● Instructions to follow:
Look through the listing for the word "Accuracy". Copy each line that has it.

** START OF Dataset entries **

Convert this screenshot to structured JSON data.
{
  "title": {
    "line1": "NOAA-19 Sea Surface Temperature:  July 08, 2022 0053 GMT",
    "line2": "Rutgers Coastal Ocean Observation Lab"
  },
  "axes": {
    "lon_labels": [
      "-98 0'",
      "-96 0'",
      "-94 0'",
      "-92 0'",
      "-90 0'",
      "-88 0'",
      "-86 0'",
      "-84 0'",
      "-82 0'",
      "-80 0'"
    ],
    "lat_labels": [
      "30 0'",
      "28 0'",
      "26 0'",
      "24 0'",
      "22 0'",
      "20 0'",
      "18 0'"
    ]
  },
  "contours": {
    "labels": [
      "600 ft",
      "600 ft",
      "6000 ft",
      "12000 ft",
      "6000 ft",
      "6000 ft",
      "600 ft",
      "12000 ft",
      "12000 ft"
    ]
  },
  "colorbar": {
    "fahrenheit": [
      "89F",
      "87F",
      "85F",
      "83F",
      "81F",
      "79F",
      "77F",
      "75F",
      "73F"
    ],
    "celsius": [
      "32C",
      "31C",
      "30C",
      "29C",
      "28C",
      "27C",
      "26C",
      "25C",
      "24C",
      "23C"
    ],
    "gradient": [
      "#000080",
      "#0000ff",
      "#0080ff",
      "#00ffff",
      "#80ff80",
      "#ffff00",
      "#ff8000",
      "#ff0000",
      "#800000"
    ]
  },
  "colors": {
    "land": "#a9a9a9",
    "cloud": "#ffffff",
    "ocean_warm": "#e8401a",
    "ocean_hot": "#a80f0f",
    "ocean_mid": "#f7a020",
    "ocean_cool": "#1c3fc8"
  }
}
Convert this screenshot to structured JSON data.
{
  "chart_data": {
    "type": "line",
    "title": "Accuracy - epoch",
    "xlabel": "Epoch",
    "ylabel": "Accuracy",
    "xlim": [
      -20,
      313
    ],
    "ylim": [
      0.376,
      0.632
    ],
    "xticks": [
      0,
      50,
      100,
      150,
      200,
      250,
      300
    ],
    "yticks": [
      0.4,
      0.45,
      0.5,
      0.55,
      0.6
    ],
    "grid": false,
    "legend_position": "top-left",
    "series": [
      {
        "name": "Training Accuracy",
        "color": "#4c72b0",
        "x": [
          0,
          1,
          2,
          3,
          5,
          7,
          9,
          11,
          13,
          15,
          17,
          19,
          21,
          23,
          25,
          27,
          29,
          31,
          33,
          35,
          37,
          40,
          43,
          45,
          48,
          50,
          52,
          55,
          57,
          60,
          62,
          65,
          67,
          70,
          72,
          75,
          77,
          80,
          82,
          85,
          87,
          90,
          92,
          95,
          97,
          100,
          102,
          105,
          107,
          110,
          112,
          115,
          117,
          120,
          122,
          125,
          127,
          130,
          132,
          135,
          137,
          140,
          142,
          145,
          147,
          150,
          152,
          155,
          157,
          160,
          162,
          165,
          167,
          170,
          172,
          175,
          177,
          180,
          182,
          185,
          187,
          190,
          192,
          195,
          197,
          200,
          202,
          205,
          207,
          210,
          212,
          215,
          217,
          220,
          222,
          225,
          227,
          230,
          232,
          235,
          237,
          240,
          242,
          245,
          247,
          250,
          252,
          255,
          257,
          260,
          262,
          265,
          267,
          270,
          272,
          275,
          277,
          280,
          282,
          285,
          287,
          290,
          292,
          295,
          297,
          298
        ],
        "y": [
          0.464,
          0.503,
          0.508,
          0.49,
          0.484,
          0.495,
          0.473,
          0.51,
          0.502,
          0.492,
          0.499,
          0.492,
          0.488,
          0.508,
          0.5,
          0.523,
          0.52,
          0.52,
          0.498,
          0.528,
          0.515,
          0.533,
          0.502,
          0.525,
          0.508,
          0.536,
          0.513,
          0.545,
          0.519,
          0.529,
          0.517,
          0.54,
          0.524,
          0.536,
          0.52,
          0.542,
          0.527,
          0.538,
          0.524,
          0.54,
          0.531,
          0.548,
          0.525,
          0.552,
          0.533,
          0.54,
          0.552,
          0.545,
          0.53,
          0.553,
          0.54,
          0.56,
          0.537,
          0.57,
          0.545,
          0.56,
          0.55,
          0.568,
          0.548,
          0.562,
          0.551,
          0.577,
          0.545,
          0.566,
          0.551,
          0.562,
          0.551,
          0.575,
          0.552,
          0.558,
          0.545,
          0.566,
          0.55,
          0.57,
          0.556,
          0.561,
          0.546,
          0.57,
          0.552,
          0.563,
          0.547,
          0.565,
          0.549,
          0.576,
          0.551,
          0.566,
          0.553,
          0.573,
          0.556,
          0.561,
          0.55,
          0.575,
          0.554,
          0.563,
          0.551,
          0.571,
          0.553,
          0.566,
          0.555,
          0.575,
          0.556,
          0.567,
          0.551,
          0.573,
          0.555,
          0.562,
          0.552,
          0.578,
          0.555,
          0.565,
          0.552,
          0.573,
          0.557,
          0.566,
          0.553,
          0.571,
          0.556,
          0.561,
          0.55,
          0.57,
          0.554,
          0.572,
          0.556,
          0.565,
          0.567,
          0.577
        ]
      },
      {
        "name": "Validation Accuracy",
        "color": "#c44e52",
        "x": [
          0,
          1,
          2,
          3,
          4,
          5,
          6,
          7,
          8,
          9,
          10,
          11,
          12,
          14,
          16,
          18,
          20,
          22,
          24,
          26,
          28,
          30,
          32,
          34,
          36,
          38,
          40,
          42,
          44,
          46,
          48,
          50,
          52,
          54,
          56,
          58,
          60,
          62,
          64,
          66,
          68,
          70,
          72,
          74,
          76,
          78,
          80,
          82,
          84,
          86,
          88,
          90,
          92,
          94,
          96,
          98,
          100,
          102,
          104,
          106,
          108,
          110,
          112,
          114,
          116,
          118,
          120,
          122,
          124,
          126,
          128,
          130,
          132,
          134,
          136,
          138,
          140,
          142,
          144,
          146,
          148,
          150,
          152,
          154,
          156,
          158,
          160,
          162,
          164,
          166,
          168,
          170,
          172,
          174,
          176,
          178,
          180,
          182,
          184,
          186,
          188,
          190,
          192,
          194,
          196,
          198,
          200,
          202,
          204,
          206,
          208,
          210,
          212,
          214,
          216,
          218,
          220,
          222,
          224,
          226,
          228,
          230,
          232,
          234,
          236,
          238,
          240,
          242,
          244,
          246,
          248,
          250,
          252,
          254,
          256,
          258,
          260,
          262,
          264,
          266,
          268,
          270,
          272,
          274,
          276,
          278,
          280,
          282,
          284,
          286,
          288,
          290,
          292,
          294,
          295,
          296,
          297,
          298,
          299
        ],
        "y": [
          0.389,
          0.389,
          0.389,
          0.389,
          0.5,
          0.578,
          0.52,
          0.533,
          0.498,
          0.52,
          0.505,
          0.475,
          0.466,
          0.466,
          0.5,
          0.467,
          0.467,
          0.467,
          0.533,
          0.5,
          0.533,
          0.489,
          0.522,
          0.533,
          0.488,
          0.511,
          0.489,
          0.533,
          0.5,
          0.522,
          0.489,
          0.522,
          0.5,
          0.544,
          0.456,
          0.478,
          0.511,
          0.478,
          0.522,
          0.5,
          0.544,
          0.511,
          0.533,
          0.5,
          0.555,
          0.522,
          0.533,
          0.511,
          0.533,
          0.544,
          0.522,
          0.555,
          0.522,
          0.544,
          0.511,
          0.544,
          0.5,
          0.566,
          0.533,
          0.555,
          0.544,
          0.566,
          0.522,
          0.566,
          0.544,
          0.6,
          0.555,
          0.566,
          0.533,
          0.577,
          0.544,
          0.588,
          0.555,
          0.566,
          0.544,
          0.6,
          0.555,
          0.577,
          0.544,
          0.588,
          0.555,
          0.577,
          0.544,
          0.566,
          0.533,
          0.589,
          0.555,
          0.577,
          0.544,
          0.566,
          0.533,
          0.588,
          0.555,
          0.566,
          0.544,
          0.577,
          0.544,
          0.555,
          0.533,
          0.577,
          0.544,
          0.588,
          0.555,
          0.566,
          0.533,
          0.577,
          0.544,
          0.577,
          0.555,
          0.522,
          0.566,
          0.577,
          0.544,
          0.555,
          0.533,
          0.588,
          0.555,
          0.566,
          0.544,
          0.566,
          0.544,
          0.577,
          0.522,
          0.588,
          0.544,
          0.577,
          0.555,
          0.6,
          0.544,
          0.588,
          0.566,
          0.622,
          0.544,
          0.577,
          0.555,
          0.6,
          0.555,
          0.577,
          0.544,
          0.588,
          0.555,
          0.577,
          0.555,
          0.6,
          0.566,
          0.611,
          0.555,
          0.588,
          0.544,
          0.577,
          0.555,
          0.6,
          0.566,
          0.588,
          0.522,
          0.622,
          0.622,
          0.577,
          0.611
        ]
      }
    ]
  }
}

** END OF Dataset entries **

● Solution:
    "title": "Accuracy - epoch",
    "ylabel": "Accuracy",
        "name": "Training Accuracy",
        "name": "Validation Accuracy",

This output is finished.